» Task instructions
Copy exactly the last part of the entries, starting from the line with "Give me a plain-text" and including the final line.

▼▼▼

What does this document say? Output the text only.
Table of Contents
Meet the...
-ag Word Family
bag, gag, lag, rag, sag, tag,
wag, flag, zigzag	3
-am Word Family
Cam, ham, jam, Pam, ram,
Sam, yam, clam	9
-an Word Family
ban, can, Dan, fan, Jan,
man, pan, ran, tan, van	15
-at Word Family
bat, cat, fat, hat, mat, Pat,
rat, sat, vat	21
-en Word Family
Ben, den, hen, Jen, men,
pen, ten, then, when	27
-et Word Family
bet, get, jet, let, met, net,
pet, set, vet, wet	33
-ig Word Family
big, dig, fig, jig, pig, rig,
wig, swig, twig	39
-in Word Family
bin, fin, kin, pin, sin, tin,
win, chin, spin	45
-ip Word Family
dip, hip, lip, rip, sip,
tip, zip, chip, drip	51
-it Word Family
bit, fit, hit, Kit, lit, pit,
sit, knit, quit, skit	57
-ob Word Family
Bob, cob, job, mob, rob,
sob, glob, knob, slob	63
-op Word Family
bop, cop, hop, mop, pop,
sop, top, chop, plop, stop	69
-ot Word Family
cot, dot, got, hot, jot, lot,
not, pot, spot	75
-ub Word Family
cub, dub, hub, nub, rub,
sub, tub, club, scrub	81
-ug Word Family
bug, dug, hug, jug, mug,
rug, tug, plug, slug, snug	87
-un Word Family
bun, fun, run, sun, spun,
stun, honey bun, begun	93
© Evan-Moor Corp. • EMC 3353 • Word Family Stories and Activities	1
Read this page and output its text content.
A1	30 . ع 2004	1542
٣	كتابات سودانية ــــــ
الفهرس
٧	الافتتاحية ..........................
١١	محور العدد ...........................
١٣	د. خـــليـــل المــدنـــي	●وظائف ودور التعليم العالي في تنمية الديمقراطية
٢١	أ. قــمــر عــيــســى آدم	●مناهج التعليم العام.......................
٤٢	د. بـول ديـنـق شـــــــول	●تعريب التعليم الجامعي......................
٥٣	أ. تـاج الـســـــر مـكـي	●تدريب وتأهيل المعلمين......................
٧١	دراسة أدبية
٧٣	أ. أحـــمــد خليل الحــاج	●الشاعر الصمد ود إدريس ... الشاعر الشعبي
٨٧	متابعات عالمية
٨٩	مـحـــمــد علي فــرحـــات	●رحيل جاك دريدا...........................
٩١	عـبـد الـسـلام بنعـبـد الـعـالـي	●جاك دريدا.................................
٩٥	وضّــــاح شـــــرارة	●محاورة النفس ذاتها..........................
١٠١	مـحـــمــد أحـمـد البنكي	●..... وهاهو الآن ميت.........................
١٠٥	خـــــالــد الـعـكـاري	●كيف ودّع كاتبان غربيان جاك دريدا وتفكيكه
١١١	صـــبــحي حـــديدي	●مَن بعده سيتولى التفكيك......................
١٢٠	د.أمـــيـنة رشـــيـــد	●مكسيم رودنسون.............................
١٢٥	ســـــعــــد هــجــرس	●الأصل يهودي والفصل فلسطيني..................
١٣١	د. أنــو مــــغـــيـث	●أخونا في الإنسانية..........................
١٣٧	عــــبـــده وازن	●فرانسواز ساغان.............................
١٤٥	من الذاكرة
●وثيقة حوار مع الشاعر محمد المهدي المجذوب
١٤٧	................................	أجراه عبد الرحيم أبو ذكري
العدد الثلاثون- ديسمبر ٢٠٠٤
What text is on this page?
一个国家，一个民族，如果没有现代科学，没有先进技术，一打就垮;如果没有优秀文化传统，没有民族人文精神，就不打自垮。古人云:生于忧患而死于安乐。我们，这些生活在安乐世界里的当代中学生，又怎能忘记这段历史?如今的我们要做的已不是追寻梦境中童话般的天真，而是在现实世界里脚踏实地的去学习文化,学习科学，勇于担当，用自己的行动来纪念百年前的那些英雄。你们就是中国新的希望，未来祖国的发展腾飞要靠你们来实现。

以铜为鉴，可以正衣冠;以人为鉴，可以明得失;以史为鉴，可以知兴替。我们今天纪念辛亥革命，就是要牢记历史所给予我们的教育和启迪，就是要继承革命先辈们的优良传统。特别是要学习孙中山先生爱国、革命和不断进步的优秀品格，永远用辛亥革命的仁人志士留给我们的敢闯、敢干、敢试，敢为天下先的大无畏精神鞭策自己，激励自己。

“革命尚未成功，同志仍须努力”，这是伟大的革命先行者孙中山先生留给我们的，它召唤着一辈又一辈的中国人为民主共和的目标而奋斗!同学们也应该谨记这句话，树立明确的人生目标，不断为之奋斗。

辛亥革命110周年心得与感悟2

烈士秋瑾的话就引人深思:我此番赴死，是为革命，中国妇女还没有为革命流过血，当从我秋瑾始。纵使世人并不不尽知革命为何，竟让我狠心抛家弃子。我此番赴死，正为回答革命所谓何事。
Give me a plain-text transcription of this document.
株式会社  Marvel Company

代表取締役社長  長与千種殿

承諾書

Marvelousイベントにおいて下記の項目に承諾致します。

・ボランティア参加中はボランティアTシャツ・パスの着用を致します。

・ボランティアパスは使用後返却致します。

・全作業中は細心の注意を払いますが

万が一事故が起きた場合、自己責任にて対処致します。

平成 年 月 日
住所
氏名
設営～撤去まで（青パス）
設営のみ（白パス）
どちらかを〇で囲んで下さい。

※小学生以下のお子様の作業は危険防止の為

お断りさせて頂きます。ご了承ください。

▲▲▲

» Output for this exercise
Give me a plain-text transcription of this document.
株式会社  Marvel Company

代表取締役社長  長与千種殿

承諾書

Marvelousイベントにおいて下記の項目に承諾致します。

・ボランティア参加中はボランティアTシャツ・パスの着用を致します。

・ボランティアパスは使用後返却致します。

・全作業中は細心の注意を払いますが

万が一事故が起きた場合、自己責任にて対処致します。

平成 年 月 日
住所
氏名
設営～撤去まで（青パス）
設営のみ（白パス）
どちらかを〇で囲んで下さい。

※小学生以下のお子様の作業は危険防止の為

お断りさせて頂きます。ご了承ください。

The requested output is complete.